** start **

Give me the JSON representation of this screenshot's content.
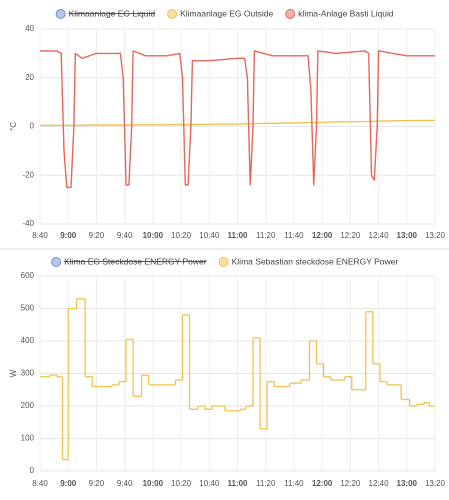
{
  "chart_data": [
    {
      "type": "line",
      "y_label": "°C",
      "x": [
        "8:40",
        "8:52",
        "8:55",
        "8:57",
        "8:59",
        "9:02",
        "9:04",
        "9:05",
        "9:10",
        "9:20",
        "9:37",
        "9:39",
        "9:41",
        "9:43",
        "9:45",
        "9:46",
        "9:55",
        "10:10",
        "10:19",
        "10:21",
        "10:23",
        "10:25",
        "10:27",
        "10:28",
        "10:40",
        "11:00",
        "11:05",
        "11:07",
        "11:09",
        "11:11",
        "11:12",
        "11:25",
        "11:45",
        "11:50",
        "11:52",
        "11:54",
        "11:56",
        "11:57",
        "12:10",
        "12:30",
        "12:33",
        "12:35",
        "12:37",
        "12:39",
        "12:40",
        "13:00",
        "13:20"
      ],
      "xlim": [
        "8:40",
        "13:20"
      ],
      "xticks": [
        "8:40",
        "9:00",
        "9:20",
        "9:40",
        "10:00",
        "10:20",
        "10:40",
        "11:00",
        "11:20",
        "11:40",
        "12:00",
        "12:20",
        "12:40",
        "13:00",
        "13:20"
      ],
      "ylim": [
        -40,
        40
      ],
      "yticks": [
        40,
        20,
        0,
        -20,
        -40
      ],
      "grid": true,
      "series": [
        {
          "name": "Klimaanlage EG Liquid",
          "color": "#6f8fd8",
          "hidden": true
        },
        {
          "name": "Klimaanlage EG Outside",
          "color": "#f0c24e",
          "values": [
            0.5,
            0.5,
            0.5,
            0.5,
            0.5,
            0.5,
            0.5,
            0.5,
            0.5,
            0.6,
            0.6,
            0.6,
            0.6,
            0.6,
            0.6,
            0.7,
            0.7,
            0.7,
            0.8,
            0.8,
            0.8,
            0.8,
            0.8,
            0.8,
            0.9,
            1.0,
            1.0,
            1.1,
            1.1,
            1.1,
            1.2,
            1.3,
            1.5,
            1.6,
            1.6,
            1.7,
            1.7,
            1.7,
            1.9,
            2.0,
            2.1,
            2.1,
            2.1,
            2.2,
            2.2,
            2.4,
            2.5
          ]
        },
        {
          "name": "klima-Anlage Basti Liquid",
          "color": "#e4685a",
          "values": [
            31,
            31,
            30,
            -10,
            -25,
            -25,
            0,
            30,
            28,
            30,
            30,
            20,
            -24,
            -24,
            0,
            31,
            29,
            29,
            30,
            20,
            -24,
            -24,
            0,
            27,
            27,
            28,
            28,
            20,
            -24,
            0,
            31,
            29,
            29,
            29,
            15,
            -24,
            0,
            31,
            30,
            31,
            30,
            -20,
            -22,
            0,
            31,
            29,
            29
          ]
        }
      ]
    },
    {
      "type": "line",
      "step": true,
      "y_label": "W",
      "x": [
        "8:40",
        "8:47",
        "8:52",
        "8:56",
        "9:00",
        "9:06",
        "9:12",
        "9:17",
        "9:31",
        "9:36",
        "9:41",
        "9:46",
        "9:52",
        "9:57",
        "10:16",
        "10:21",
        "10:26",
        "10:32",
        "10:37",
        "10:42",
        "10:51",
        "11:02",
        "11:06",
        "11:11",
        "11:16",
        "11:21",
        "11:26",
        "11:37",
        "11:45",
        "11:51",
        "11:56",
        "12:01",
        "12:06",
        "12:16",
        "12:21",
        "12:31",
        "12:36",
        "12:41",
        "12:46",
        "12:56",
        "13:02",
        "13:07",
        "13:12",
        "13:16",
        "13:20"
      ],
      "xlim": [
        "8:40",
        "13:20"
      ],
      "xticks": [
        "8:40",
        "9:00",
        "9:20",
        "9:40",
        "10:00",
        "10:20",
        "10:40",
        "11:00",
        "11:20",
        "11:40",
        "12:00",
        "12:20",
        "12:40",
        "13:00",
        "13:20"
      ],
      "ylim": [
        0,
        600
      ],
      "yticks": [
        600,
        500,
        400,
        300,
        200,
        100,
        0
      ],
      "grid": true,
      "series": [
        {
          "name": "Klima EG Steckdose ENERGY Power",
          "color": "#6f8fd8",
          "hidden": true
        },
        {
          "name": "Klima Sebastian steckdose ENERGY Power",
          "color": "#f0c24e",
          "values": [
            290,
            295,
            290,
            35,
            500,
            530,
            290,
            260,
            265,
            275,
            405,
            230,
            295,
            265,
            280,
            480,
            190,
            200,
            190,
            200,
            185,
            190,
            200,
            410,
            130,
            275,
            260,
            270,
            280,
            400,
            330,
            290,
            280,
            290,
            250,
            490,
            330,
            275,
            265,
            220,
            200,
            205,
            210,
            200,
            200
          ]
        }
      ]
    }
  ]
}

** end **

Your goal - Copy each line of the records precisely and drop any images they hold.

Reply to the exercise -
Give me the JSON representation of this screenshot's content.
{
  "chart_data": [
    {
      "type": "line",
      "y_label": "°C",
      "x": [
        "8:40",
        "8:52",
        "8:55",
        "8:57",
        "8:59",
        "9:02",
        "9:04",
        "9:05",
        "9:10",
        "9:20",
        "9:37",
        "9:39",
        "9:41",
        "9:43",
        "9:45",
        "9:46",
        "9:55",
        "10:10",
        "10:19",
        "10:21",
        "10:23",
        "10:25",
        "10:27",
        "10:28",
        "10:40",
        "11:00",
        "11:05",
        "11:07",
        "11:09",
        "11:11",
        "11:12",
        "11:25",
        "11:45",
        "11:50",
        "11:52",
        "11:54",
        "11:56",
        "11:57",
        "12:10",
        "12:30",
        "12:33",
        "12:35",
        "12:37",
        "12:39",
        "12:40",
        "13:00",
        "13:20"
      ],
      "xlim": [
        "8:40",
        "13:20"
      ],
      "xticks": [
        "8:40",
        "9:00",
        "9:20",
        "9:40",
        "10:00",
        "10:20",
        "10:40",
        "11:00",
        "11:20",
        "11:40",
        "12:00",
        "12:20",
        "12:40",
        "13:00",
        "13:20"
      ],
      "ylim": [
        -40,
        40
      ],
      "yticks": [
        40,
        20,
        0,
        -20,
        -40
      ],
      "grid": true,
      "series": [
        {
          "name": "Klimaanlage EG Liquid",
          "color": "#6f8fd8",
          "hidden": true
        },
        {
          "name": "Klimaanlage EG Outside",
          "color": "#f0c24e",
          "values": [
            0.5,
            0.5,
            0.5,
            0.5,
            0.5,
            0.5,
            0.5,
            0.5,
            0.5,
            0.6,
            0.6,
            0.6,
            0.6,
            0.6,
            0.6,
            0.7,
            0.7,
            0.7,
            0.8,
            0.8,
            0.8,
            0.8,
            0.8,
            0.8,
            0.9,
            1.0,
            1.0,
            1.1,
            1.1,
            1.1,
            1.2,
            1.3,
            1.5,
            1.6,
            1.6,
            1.7,
            1.7,
            1.7,
            1.9,
            2.0,
            2.1,
            2.1,
            2.1,
            2.2,
            2.2,
            2.4,
            2.5
          ]
        },
        {
          "name": "klima-Anlage Basti Liquid",
          "color": "#e4685a",
          "values": [
            31,
            31,
            30,
            -10,
            -25,
            -25,
            0,
            30,
            28,
            30,
            30,
            20,
            -24,
            -24,
            0,
            31,
            29,
            29,
            30,
            20,
            -24,
            -24,
            0,
            27,
            27,
            28,
            28,
            20,
            -24,
            0,
            31,
            29,
            29,
            29,
            15,
            -24,
            0,
            31,
            30,
            31,
            30,
            -20,
            -22,
            0,
            31,
            29,
            29
          ]
        }
      ]
    },
    {
      "type": "line",
      "step": true,
      "y_label": "W",
      "x": [
        "8:40",
        "8:47",
        "8:52",
        "8:56",
        "9:00",
        "9:06",
        "9:12",
        "9:17",
        "9:31",
        "9:36",
        "9:41",
        "9:46",
        "9:52",
        "9:57",
        "10:16",
        "10:21",
        "10:26",
        "10:32",
        "10:37",
        "10:42",
        "10:51",
        "11:02",
        "11:06",
        "11:11",
        "11:16",
        "11:21",
        "11:26",
        "11:37",
        "11:45",
        "11:51",
        "11:56",
        "12:01",
        "12:06",
        "12:16",
        "12:21",
        "12:31",
        "12:36",
        "12:41",
        "12:46",
        "12:56",
        "13:02",
        "13:07",
        "13:12",
        "13:16",
        "13:20"
      ],
      "xlim": [
        "8:40",
        "13:20"
      ],
      "xticks": [
        "8:40",
        "9:00",
        "9:20",
        "9:40",
        "10:00",
        "10:20",
        "10:40",
        "11:00",
        "11:20",
        "11:40",
        "12:00",
        "12:20",
        "12:40",
        "13:00",
        "13:20"
      ],
      "ylim": [
        0,
        600
      ],
      "yticks": [
        600,
        500,
        400,
        300,
        200,
        100,
        0
      ],
      "grid": true,
      "series": [
        {
          "name": "Klima EG Steckdose ENERGY Power",
          "color": "#6f8fd8",
          "hidden": true
        },
        {
          "name": "Klima Sebastian steckdose ENERGY Power",
          "color": "#f0c24e",
          "values": [
            290,
            295,
            290,
            35,
            500,
            530,
            290,
            260,
            265,
            275,
            405,
            230,
            295,
            265,
            280,
            480,
            190,
            200,
            190,
            200,
            185,
            190,
            200,
            410,
            130,
            275,
            260,
            270,
            280,
            400,
            330,
            290,
            280,
            290,
            250,
            490,
            330,
            275,
            265,
            220,
            200,
            205,
            210,
            200,
            200
          ]
        }
      ]
    }
  ]
}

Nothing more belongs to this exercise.